Required task
Reproduce the passage on Confederate general Richard H. Anderson word for word, everything from "Longstreet’s chief of" down to "rode among them.".

Text to read
++++++++++++++++++++

Most of this gray-clad mob belonged to Lt. Gen. Richard Heron Anderson’s Corps, referred to sometimes today as the Fourth Corps. After Ulysses S. Grant’s Federal army shattered the Confederate defenses around besieged Richmond and Petersburg, Va., four days earlier, Anderson’s soldiers had joined Lee as he retreated west along the Appomattox River.

When Anderson rode up to Lee in the aftermath of the Battle of Sailor’s Creek, the distraught army commander merely moved his head toward his vanquished subordinate without looking directly at him. With a brusque wave of his arm, he ordered the general to “take the stragglers to the rear….I wish to fight here.” As Lee diverted his attention to rallying as many troops as he could to make a stand, Anderson turned his horse and joined the backwash of his ruined corps in its flight.

The moment was a far cry from the one 11 months earlier when Lee had confidently turned to Anderson for help on a different Virginia battlefield. During the Battle of the Wilderness in early May 1864, when Army of Northern Virginia First Corps commander Lt. Gen. James Longstreet was mistakenly shot by his own men, Lee chose then-Maj. Gen. Anderson to replace “Old Pete” while he recuperated.

Longstreet’s chief of staff, Colonel G. Moxley Sorrel, had confided in Lee that the 43-year-old native of Statesburg, S.C., would be a worthy surrogate for Longstreet, saying, “We know him and shall be satisfied with him.” Anderson was moved to tears when the veterans of the First Corps cheered and flung their hats in the air as he rode among them.

An 1842 graduate of West Point, Anderson had distinguished himself as a lieutenant of dragoons during the Mexican War. He later honed his military skills on the Western frontier, rising to captain. “He was a favourite in his Regt.,” Lee recalled, “& was considered a good officer.”

When South Carolina seceded in December 1860, Anderson entered Confederate service. He rose from colonel to brigadier general within six months. After initially serving in command of defenses at Charleston, he was transferred to Florida, where he was wounded while leading an attack near Fort Pickens. By mid-February1862, he was in charge of a South Carolina brigade in then-Maj. Gen. James Longstreet’s command.

For his aggressive leadership at the Battle of Seven Pines during the 1862 Peninsula Campaign, Anderson earned the nickname “Fighting Dick.” In July 1862, Lee commissioned him a major general and assigned him to command of Longstreet’s Second Division.

Fighting Dick was liked and respected throughout the army. Confederate artillerist E. Porter Alexander called Anderson “a sturdy and reliable fighter” and “as pleasant a commander to serve under as could be wished.” Diarist Mary Boykin Chesnut, a childhood friend of Anderson’s, called him “the most silent and discreet of men.”

Anderson shined in command throughout the summer of 1862. At the Second Battle of Manassas in August, his division went into battle following a grueling 17-hour march. At Sharpsburg a few weeks later, Anderson was seriously wounded in the thigh but left the field only after fainting from loss of blood.

++++++++++++++++++++

[Layout dataset entries]
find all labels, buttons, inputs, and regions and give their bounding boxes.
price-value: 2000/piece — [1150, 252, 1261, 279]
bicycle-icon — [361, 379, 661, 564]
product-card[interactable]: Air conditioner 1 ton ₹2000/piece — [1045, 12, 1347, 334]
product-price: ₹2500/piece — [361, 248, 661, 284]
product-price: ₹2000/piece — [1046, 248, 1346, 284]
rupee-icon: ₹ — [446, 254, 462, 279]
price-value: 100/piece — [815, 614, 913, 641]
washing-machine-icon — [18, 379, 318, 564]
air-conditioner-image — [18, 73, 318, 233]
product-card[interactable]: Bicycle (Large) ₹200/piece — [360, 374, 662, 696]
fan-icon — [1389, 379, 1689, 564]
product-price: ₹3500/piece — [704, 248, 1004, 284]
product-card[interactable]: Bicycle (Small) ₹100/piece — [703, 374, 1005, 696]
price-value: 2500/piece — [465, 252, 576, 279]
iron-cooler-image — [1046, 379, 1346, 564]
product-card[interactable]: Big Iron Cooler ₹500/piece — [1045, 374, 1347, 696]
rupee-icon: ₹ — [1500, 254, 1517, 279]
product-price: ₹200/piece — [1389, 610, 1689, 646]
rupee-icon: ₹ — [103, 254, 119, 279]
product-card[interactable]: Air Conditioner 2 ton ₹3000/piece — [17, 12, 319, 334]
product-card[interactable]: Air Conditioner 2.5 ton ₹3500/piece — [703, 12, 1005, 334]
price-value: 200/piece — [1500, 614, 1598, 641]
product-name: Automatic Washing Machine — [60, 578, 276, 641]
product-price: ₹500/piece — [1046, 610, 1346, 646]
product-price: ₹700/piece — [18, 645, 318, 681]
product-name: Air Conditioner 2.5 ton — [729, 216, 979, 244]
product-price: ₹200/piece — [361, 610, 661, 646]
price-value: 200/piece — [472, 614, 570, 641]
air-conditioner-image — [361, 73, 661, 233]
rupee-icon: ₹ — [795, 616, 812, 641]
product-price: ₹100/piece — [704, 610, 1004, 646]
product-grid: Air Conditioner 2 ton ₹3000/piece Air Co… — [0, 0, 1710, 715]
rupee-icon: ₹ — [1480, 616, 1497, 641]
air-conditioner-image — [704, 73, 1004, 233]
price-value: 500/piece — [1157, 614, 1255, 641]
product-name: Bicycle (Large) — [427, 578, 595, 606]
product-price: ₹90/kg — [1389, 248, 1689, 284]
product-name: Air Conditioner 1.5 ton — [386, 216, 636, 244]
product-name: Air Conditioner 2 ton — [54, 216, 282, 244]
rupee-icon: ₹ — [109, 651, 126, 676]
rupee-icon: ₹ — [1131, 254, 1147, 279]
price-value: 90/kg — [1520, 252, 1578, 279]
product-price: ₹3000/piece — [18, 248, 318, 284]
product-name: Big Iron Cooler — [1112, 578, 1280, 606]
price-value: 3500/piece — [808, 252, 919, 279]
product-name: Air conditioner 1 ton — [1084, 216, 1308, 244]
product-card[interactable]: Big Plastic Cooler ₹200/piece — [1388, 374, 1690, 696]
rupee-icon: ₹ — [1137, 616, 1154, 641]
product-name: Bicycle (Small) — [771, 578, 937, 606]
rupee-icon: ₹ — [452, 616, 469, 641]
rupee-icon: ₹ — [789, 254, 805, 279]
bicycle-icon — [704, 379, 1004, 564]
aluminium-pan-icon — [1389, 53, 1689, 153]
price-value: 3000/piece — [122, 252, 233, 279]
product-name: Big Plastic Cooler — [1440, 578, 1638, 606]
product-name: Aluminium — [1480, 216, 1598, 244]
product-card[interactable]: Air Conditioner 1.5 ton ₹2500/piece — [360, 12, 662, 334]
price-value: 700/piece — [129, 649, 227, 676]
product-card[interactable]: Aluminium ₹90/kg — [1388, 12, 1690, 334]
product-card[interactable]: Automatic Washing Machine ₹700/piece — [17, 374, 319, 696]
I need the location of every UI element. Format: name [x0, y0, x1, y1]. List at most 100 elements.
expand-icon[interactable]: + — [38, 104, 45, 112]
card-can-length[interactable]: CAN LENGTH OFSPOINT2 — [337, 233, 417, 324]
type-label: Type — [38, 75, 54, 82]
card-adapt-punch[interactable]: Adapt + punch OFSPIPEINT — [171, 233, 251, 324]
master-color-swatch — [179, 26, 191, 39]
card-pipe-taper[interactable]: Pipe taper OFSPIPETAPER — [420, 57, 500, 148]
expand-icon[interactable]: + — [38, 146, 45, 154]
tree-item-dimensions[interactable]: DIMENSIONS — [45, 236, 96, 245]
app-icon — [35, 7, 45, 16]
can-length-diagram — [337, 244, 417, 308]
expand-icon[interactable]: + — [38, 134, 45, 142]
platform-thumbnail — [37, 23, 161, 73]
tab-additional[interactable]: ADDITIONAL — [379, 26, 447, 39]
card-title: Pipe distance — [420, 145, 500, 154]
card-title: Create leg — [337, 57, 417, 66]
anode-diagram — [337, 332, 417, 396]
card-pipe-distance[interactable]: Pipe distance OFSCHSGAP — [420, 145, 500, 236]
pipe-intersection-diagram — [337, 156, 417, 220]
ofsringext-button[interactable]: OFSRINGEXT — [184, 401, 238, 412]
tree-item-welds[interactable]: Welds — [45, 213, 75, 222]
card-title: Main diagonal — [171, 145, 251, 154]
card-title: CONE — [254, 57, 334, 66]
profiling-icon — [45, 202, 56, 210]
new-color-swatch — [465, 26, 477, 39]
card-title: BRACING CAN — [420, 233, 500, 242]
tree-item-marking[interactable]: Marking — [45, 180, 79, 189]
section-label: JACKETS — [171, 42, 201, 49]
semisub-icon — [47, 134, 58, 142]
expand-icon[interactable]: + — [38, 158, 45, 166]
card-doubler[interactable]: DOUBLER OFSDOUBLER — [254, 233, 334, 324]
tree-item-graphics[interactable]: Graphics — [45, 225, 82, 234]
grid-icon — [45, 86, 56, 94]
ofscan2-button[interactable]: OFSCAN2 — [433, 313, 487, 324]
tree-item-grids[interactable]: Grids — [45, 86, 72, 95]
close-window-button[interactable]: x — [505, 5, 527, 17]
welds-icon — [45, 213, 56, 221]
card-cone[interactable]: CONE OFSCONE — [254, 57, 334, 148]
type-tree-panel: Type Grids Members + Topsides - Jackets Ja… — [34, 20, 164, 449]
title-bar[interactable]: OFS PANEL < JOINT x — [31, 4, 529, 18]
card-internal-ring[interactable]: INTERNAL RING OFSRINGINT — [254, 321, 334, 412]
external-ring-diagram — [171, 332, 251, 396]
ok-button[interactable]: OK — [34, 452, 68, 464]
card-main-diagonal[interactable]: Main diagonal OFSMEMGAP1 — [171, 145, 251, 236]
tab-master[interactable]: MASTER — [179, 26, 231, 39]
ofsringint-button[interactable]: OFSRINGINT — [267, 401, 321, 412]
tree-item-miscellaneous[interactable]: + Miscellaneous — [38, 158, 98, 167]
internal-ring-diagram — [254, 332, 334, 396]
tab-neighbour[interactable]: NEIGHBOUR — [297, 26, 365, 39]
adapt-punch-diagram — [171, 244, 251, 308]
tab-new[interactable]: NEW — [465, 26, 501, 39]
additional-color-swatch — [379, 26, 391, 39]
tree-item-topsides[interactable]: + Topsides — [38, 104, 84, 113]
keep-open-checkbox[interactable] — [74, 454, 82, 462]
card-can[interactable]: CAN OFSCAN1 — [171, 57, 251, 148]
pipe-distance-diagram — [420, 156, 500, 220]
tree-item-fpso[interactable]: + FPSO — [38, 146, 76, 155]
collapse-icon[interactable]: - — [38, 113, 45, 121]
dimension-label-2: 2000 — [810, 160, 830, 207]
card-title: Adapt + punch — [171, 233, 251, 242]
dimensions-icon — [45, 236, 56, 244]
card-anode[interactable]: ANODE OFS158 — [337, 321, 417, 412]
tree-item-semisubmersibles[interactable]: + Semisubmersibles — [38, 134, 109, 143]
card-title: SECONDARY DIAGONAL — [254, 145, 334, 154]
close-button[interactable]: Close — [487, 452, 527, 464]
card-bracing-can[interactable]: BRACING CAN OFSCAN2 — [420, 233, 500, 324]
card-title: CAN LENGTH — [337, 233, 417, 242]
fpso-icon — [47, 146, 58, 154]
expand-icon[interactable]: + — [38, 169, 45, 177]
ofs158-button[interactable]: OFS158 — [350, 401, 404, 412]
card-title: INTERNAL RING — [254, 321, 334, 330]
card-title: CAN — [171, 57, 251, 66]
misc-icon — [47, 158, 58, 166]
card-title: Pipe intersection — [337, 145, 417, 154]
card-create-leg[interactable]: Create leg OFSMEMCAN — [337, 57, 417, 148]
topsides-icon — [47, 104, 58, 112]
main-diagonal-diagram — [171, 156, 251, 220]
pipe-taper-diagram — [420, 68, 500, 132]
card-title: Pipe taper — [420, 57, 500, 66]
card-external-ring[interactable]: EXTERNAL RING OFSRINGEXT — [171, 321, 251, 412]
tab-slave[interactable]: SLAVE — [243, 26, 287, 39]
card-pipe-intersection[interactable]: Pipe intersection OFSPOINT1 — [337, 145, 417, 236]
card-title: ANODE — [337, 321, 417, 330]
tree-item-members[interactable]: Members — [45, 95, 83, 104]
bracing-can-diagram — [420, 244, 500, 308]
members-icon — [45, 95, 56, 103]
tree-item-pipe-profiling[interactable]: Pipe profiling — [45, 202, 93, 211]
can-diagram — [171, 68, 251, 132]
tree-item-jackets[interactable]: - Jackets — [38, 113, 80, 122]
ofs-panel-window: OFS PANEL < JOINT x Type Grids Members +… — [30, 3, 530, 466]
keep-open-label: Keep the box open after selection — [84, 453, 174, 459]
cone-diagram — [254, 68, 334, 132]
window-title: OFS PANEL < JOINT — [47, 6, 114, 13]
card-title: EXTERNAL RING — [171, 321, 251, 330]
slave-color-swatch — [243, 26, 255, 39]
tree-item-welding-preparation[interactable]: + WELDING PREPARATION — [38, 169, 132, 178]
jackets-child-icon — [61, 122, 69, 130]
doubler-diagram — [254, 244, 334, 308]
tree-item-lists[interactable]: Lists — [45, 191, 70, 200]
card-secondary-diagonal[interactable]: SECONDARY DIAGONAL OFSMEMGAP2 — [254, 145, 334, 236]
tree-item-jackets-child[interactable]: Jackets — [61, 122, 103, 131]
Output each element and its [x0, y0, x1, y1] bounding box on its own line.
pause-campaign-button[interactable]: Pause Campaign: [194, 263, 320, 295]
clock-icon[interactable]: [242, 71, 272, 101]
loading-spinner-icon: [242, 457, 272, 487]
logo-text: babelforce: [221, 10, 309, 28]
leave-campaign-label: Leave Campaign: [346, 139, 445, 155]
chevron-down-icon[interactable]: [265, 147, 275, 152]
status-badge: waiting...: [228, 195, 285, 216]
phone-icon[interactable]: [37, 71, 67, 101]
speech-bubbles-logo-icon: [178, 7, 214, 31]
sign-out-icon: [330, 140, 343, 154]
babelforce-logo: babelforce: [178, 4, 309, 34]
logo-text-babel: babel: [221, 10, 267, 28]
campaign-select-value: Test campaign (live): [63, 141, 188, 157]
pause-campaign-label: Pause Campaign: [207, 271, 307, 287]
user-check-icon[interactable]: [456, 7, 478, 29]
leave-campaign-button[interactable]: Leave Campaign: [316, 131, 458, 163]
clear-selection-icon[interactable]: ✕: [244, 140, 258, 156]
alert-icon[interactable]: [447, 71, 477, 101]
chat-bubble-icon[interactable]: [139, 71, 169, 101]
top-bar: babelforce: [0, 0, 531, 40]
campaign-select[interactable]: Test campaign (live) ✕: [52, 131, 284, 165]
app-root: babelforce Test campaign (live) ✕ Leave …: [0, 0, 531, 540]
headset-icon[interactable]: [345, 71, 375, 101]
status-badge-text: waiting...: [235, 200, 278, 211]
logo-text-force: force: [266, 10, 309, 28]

++++++++++++++++++++

Task output
Longstreet’s chief of staff, Colonel G. Moxley Sorrel, had confided in Lee that the 43-year-old native of Statesburg, S.C., would be a worthy surrogate for Longstreet, saying, “We know him and shall be satisfied with him.” Anderson was moved to tears when the veterans of the First Corps cheered and flung their hats in the air as he rode among them.